INSTRUCTIONS TO FOLLOW | Transcribe the records that follow in their entirety, omitting any pictures.

━━ GIVEN RECORDS

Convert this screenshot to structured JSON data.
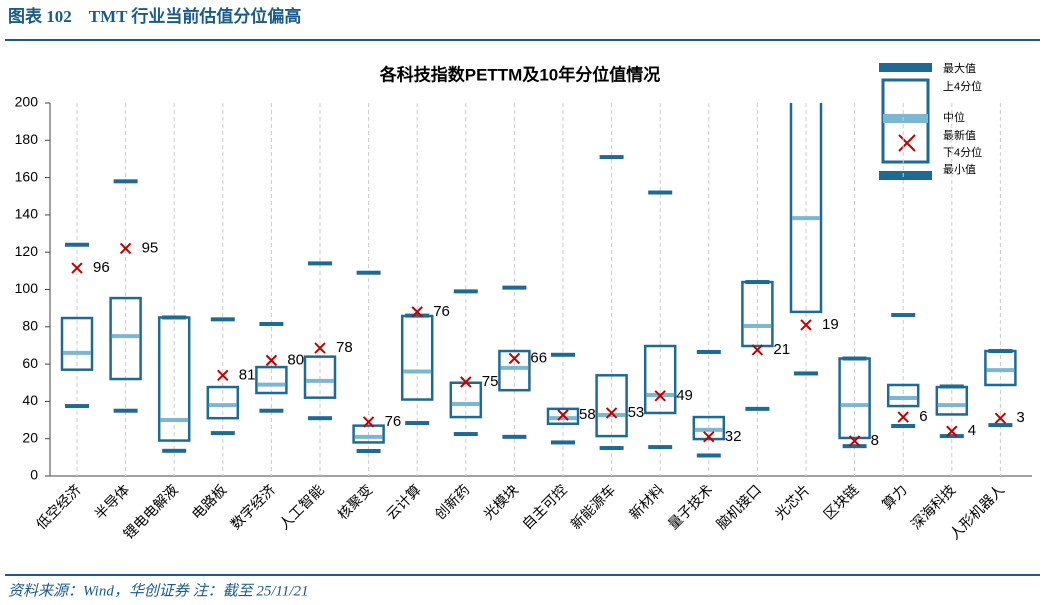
{
  "header": "图表 102　TMT 行业当前估值分位偏高",
  "footer": "资料来源：Wind，华创证券 注：截至 25/11/21",
  "chart_data": {
    "type": "box",
    "title": "各科技指数PETTM及10年分位值情况",
    "categories": [
      "低空经济",
      "半导体",
      "锂电电解液",
      "电路板",
      "数字经济",
      "人工智能",
      "核聚变",
      "云计算",
      "创新药",
      "光模块",
      "自主可控",
      "新能源车",
      "新材料",
      "量子技术",
      "脑机接口",
      "光芯片",
      "区块链",
      "算力",
      "深海科技",
      "人形机器人"
    ],
    "max": [
      124,
      158,
      85,
      84,
      81.5,
      114,
      109,
      86,
      99,
      101,
      65,
      171,
      152,
      66.5,
      104,
      205,
      63,
      86.3,
      48,
      67
    ],
    "q3": [
      84.7,
      95.4,
      85,
      47.7,
      58.4,
      64,
      27,
      85.8,
      50,
      67,
      36,
      54,
      69.7,
      31.6,
      104,
      205,
      63,
      48.8,
      47.7,
      67
    ],
    "median": [
      66,
      75,
      30,
      38,
      49,
      51,
      21,
      56,
      38.6,
      58,
      31,
      32.7,
      43.4,
      24.7,
      80.4,
      138.3,
      38,
      41.8,
      38,
      56.8
    ],
    "q1": [
      57,
      52,
      19,
      31,
      44.5,
      42,
      18,
      41,
      31.6,
      46,
      28,
      21.4,
      33.8,
      19.8,
      69.7,
      88,
      20.4,
      37.5,
      33,
      48.8
    ],
    "min": [
      37.5,
      35,
      13.5,
      23,
      35,
      31,
      13.4,
      28.4,
      22.5,
      21,
      18,
      15,
      15.5,
      11,
      36,
      55,
      16,
      26.8,
      21.4,
      27.3
    ],
    "latest": [
      111.5,
      122,
      null,
      54,
      62,
      68.6,
      29,
      88,
      50.4,
      63,
      32.7,
      33.8,
      43,
      21,
      67.6,
      81,
      18.8,
      31.6,
      24,
      31
    ],
    "percentile": [
      96,
      95,
      null,
      81,
      80,
      78,
      76,
      76,
      75,
      66,
      58,
      53,
      49,
      32,
      21,
      19,
      8,
      6,
      4,
      3
    ],
    "legend_labels": [
      "最大值",
      "上4分位",
      "中位",
      "最新值",
      "下4分位",
      "最小值"
    ],
    "ylim": [
      0,
      200
    ],
    "yticks": [
      0,
      20,
      40,
      60,
      80,
      100,
      120,
      140,
      160,
      180,
      200
    ],
    "box_color": "#1f6a93",
    "median_color": "#7bb6d3",
    "latest_color": "#c00000"
  }
}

━━━━

SOLUTION FOR THIS EXERCISE |
Convert this screenshot to structured JSON data.
{
  "header": "图表 102　TMT 行业当前估值分位偏高",
  "footer": "资料来源：Wind，华创证券 注：截至 25/11/21",
  "chart_data": {
    "type": "box",
    "title": "各科技指数PETTM及10年分位值情况",
    "categories": [
      "低空经济",
      "半导体",
      "锂电电解液",
      "电路板",
      "数字经济",
      "人工智能",
      "核聚变",
      "云计算",
      "创新药",
      "光模块",
      "自主可控",
      "新能源车",
      "新材料",
      "量子技术",
      "脑机接口",
      "光芯片",
      "区块链",
      "算力",
      "深海科技",
      "人形机器人"
    ],
    "max": [
      124,
      158,
      85,
      84,
      81.5,
      114,
      109,
      86,
      99,
      101,
      65,
      171,
      152,
      66.5,
      104,
      205,
      63,
      86.3,
      48,
      67
    ],
    "q3": [
      84.7,
      95.4,
      85,
      47.7,
      58.4,
      64,
      27,
      85.8,
      50,
      67,
      36,
      54,
      69.7,
      31.6,
      104,
      205,
      63,
      48.8,
      47.7,
      67
    ],
    "median": [
      66,
      75,
      30,
      38,
      49,
      51,
      21,
      56,
      38.6,
      58,
      31,
      32.7,
      43.4,
      24.7,
      80.4,
      138.3,
      38,
      41.8,
      38,
      56.8
    ],
    "q1": [
      57,
      52,
      19,
      31,
      44.5,
      42,
      18,
      41,
      31.6,
      46,
      28,
      21.4,
      33.8,
      19.8,
      69.7,
      88,
      20.4,
      37.5,
      33,
      48.8
    ],
    "min": [
      37.5,
      35,
      13.5,
      23,
      35,
      31,
      13.4,
      28.4,
      22.5,
      21,
      18,
      15,
      15.5,
      11,
      36,
      55,
      16,
      26.8,
      21.4,
      27.3
    ],
    "latest": [
      111.5,
      122,
      null,
      54,
      62,
      68.6,
      29,
      88,
      50.4,
      63,
      32.7,
      33.8,
      43,
      21,
      67.6,
      81,
      18.8,
      31.6,
      24,
      31
    ],
    "percentile": [
      96,
      95,
      null,
      81,
      80,
      78,
      76,
      76,
      75,
      66,
      58,
      53,
      49,
      32,
      21,
      19,
      8,
      6,
      4,
      3
    ],
    "legend_labels": [
      "最大值",
      "上4分位",
      "中位",
      "最新值",
      "下4分位",
      "最小值"
    ],
    "ylim": [
      0,
      200
    ],
    "yticks": [
      0,
      20,
      40,
      60,
      80,
      100,
      120,
      140,
      160,
      180,
      200
    ],
    "box_color": "#1f6a93",
    "median_color": "#7bb6d3",
    "latest_color": "#c00000"
  }
}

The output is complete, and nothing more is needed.